**Extrait du texte:**
○ ○ ○ ○ ○
Dans les médias électroniques officiels, l'arabe classique, l'arabe palestinien et l'anglais sont largement employés. Les Palestiniens peuvent capter quotidiennement les émissions radiophoniques et télévisées diffusées en arabe par Israël. Les stations de télévision et de radio du Hamas, toutes deux basées à Gaza, proposent une gamme d'émissions comprenant des informations, des drames et même des divertissements pour enfants. Toutefois, son contenu pour enfants comporte des personnages animés qui meurent aux mains de l'armée israélienne ou à cause de la politique israélienne.
○ ○ ○ ○ ○
**Données fournies:**

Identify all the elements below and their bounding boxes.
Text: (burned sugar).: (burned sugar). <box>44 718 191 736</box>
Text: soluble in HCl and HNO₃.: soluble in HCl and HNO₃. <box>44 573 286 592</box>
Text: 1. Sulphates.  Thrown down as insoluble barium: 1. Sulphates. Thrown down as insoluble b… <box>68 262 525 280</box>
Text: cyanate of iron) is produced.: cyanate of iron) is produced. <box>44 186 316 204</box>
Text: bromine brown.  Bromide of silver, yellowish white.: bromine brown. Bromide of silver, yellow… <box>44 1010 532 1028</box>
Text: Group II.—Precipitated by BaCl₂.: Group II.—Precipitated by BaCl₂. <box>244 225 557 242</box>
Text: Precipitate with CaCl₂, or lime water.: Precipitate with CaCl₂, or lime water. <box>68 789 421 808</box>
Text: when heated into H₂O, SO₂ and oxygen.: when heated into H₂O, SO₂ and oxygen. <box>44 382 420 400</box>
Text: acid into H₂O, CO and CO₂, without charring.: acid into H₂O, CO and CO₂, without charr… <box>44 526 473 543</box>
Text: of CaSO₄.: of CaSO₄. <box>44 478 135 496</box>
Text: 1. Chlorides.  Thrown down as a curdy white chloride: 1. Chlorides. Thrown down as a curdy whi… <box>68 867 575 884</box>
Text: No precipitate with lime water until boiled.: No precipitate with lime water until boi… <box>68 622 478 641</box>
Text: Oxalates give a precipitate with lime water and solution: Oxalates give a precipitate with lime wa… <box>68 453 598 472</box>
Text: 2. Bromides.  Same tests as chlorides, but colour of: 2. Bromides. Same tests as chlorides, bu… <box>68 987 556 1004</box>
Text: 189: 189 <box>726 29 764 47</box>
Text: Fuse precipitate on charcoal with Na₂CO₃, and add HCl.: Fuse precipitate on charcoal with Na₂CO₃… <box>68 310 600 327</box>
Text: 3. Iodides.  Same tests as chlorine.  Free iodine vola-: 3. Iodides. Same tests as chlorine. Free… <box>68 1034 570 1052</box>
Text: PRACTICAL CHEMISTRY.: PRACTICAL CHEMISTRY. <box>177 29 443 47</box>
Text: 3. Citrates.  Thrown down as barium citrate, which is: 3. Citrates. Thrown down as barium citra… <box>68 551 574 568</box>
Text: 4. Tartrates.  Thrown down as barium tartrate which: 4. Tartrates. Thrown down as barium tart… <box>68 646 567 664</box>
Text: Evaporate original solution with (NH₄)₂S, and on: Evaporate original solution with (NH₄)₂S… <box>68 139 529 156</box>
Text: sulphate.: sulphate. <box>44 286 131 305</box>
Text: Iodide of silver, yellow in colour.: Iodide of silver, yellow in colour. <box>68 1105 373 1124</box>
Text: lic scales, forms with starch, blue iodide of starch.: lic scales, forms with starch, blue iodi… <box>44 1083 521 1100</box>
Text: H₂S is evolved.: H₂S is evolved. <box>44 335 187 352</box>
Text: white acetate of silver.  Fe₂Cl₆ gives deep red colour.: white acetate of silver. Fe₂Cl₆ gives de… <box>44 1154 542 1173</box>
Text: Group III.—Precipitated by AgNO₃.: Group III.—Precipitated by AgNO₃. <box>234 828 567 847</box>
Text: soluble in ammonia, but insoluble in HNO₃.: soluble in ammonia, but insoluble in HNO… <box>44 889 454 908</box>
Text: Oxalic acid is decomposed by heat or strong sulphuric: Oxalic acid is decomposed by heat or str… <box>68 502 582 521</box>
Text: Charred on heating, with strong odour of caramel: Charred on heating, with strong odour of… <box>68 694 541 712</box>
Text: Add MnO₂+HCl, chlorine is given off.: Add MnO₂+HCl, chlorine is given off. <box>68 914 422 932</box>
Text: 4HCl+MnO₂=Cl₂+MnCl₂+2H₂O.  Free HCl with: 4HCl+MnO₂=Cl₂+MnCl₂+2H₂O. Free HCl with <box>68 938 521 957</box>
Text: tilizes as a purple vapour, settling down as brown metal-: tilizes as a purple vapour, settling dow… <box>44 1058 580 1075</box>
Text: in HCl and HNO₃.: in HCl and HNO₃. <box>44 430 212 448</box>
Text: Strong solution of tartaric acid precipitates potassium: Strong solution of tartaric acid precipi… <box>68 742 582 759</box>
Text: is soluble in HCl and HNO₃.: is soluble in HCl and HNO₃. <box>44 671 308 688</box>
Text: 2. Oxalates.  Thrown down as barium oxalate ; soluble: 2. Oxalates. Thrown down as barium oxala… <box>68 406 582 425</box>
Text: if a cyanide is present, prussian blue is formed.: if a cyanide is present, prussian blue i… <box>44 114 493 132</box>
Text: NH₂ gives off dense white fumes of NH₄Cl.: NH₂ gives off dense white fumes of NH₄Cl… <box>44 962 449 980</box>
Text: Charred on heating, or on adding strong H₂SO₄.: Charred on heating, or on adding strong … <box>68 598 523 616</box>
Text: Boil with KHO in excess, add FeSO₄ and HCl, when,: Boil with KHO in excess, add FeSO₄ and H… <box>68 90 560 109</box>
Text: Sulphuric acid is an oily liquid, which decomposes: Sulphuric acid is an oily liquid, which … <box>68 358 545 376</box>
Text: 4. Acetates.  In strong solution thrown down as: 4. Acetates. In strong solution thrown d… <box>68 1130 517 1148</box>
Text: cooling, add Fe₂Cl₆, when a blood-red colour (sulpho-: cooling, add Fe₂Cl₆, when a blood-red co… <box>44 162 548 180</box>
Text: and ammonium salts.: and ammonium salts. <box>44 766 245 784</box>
○ ○ ○ ○ ○
**Consignes à suivre:**
1 > Reproduis intégralement l'extrait sur les médias palestiniens, sans rien y changer.
2 > Mets à jour les entrées, depuis le début jusqu'à la ligne contenant « Text: when heated » incluse, en remplaçant « burned sugar » par « caramelized sugar » et en laissant tout le reste identique. Ne donne que ces lignes.

**Réponses:**
1 >
Dans les médias électroniques officiels, l'arabe classique, l'arabe palestinien et l'anglais sont largement employés. Les Palestiniens peuvent capter quotidiennement les émissions radiophoniques et télévisées diffusées en arabe par Israël. Les stations de télévision et de radio du Hamas, toutes deux basées à Gaza, proposent une gamme d'émissions comprenant des informations, des drames et même des divertissements pour enfants. Toutefois, son contenu pour enfants comporte des personnages animés qui meurent aux mains de l'armée israélienne ou à cause de la politique israélienne.

2 >
Identify all the elements below and their bounding boxes.
Text: (caramelized sugar).: (caramelized sugar). <box>44 718 191 736</box>
Text: soluble in HCl and HNO₃.: soluble in HCl and HNO₃. <box>44 573 286 592</box>
Text: 1. Sulphates.  Thrown down as insoluble barium: 1. Sulphates. Thrown down as insoluble b… <box>68 262 525 280</box>
Text: cyanate of iron) is produced.: cyanate of iron) is produced. <box>44 186 316 204</box>
Text: bromine brown.  Bromide of silver, yellowish white.: bromine brown. Bromide of silver, yellow… <box>44 1010 532 1028</box>
Text: Group II.—Precipitated by BaCl₂.: Group II.—Precipitated by BaCl₂. <box>244 225 557 242</box>
Text: Precipitate with CaCl₂, or lime water.: Precipitate with CaCl₂, or lime water. <box>68 789 421 808</box>
Text: when heated into H₂O, SO₂ and oxygen.: when heated into H₂O, SO₂ and oxygen. <box>44 382 420 400</box>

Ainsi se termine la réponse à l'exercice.